**Input records**
** START **

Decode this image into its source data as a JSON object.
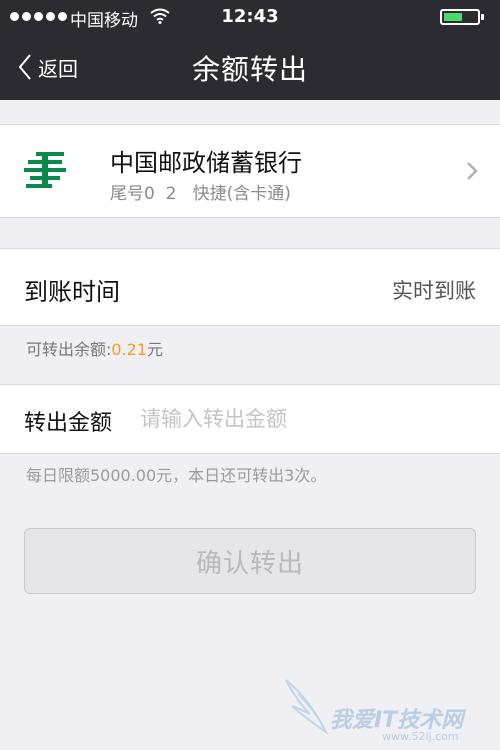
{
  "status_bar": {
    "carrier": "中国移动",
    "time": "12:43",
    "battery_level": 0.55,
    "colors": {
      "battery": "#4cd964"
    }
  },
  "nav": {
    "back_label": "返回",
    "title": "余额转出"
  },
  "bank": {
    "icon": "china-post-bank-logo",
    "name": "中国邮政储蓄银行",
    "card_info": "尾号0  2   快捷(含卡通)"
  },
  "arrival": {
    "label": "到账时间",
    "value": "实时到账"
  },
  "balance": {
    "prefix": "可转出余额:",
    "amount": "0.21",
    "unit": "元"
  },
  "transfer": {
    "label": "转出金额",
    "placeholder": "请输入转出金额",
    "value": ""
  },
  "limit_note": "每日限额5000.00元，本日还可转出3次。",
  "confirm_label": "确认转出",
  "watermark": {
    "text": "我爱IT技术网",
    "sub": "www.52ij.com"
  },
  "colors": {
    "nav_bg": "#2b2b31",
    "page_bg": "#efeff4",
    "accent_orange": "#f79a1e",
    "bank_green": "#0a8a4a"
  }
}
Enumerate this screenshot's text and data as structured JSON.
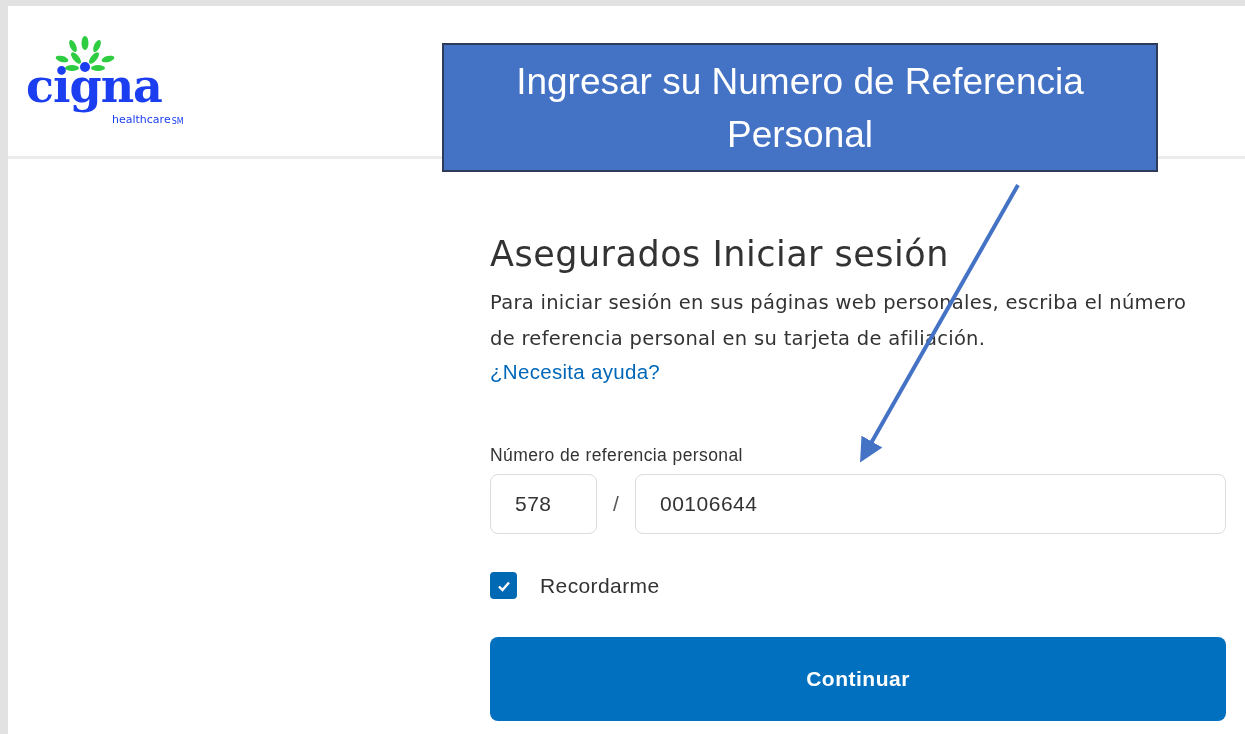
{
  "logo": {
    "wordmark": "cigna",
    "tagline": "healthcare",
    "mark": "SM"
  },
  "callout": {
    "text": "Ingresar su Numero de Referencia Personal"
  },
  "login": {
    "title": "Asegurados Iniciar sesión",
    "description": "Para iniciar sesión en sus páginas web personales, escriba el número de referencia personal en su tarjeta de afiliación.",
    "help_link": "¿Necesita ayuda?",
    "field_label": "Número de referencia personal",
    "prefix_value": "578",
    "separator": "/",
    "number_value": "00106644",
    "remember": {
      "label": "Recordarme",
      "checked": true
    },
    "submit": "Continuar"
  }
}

** END **
** START **

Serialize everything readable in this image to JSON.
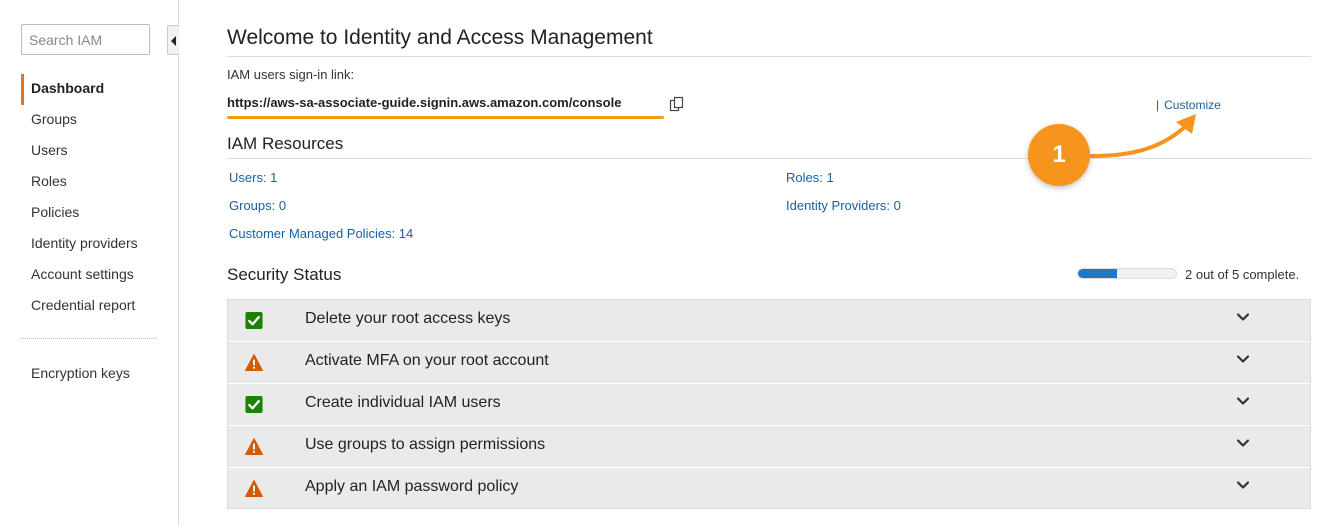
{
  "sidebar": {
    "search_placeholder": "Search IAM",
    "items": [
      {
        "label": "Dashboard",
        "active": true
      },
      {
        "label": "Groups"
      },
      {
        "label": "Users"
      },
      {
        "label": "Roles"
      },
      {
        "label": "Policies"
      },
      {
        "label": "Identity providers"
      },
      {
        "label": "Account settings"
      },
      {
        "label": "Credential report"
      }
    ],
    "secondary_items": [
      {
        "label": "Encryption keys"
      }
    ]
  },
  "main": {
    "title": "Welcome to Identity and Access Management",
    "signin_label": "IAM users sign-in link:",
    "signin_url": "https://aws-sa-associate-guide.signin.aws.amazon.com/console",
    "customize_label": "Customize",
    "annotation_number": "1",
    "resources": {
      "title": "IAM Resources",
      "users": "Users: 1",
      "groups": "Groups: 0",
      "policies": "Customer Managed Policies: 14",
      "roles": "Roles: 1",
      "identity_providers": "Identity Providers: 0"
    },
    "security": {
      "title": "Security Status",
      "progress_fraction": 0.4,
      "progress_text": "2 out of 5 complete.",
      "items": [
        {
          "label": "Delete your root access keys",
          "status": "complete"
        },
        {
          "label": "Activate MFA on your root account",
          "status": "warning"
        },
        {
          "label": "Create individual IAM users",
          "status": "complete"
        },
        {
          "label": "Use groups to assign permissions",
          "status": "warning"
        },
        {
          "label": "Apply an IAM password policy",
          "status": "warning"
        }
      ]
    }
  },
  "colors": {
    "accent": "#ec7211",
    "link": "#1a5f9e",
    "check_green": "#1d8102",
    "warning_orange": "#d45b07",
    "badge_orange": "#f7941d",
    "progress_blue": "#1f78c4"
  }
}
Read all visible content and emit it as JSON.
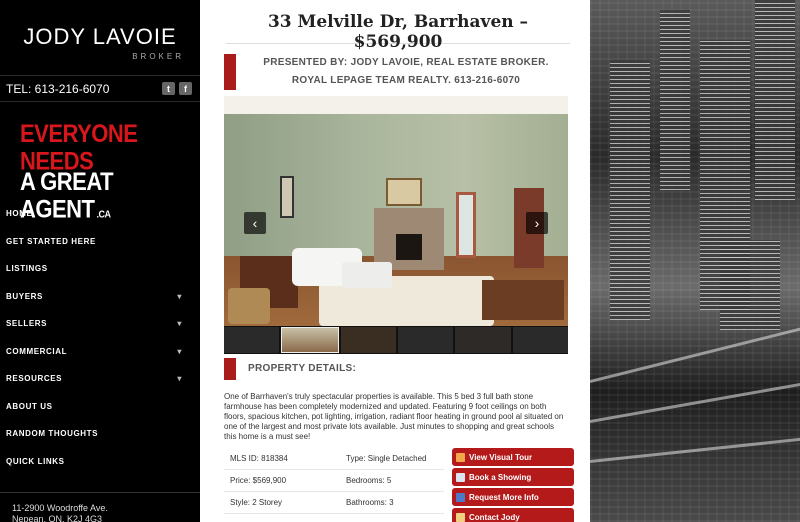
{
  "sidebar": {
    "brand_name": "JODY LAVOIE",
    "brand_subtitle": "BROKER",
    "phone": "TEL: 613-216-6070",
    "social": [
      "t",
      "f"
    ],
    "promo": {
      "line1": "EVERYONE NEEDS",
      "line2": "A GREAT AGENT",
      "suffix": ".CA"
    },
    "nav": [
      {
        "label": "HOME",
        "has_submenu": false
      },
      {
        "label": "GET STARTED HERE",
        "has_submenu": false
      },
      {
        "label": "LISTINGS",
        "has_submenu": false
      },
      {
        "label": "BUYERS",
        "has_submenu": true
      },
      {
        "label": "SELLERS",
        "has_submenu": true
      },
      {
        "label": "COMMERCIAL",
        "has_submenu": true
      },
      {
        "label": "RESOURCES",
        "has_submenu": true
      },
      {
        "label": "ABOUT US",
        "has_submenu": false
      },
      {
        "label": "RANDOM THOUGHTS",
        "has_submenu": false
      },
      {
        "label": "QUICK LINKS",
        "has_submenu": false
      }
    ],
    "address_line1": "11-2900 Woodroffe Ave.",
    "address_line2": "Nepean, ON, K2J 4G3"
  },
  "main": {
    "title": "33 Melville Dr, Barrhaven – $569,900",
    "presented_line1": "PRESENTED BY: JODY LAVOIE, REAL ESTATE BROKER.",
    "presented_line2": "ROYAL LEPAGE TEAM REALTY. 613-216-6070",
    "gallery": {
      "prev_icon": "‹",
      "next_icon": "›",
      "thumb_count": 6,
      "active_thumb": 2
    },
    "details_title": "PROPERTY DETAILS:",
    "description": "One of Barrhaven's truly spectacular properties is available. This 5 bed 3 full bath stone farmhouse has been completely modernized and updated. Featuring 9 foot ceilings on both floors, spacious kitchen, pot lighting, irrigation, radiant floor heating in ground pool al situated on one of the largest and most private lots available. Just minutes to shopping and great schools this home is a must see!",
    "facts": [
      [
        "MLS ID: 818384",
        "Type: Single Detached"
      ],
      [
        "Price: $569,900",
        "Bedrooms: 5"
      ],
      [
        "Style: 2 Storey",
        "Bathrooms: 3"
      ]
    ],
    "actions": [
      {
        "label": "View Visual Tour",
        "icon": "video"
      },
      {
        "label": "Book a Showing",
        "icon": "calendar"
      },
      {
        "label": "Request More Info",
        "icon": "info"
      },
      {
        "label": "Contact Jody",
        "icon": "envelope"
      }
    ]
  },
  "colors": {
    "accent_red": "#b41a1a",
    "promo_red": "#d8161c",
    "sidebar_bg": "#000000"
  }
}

** END **

Pull out every line of the records above that contains the word "Identity".

        "label": "Identity providers"
    "title": "Welcome to Identity and Access Management",
      "identity_providers": "Identity Providers: 0"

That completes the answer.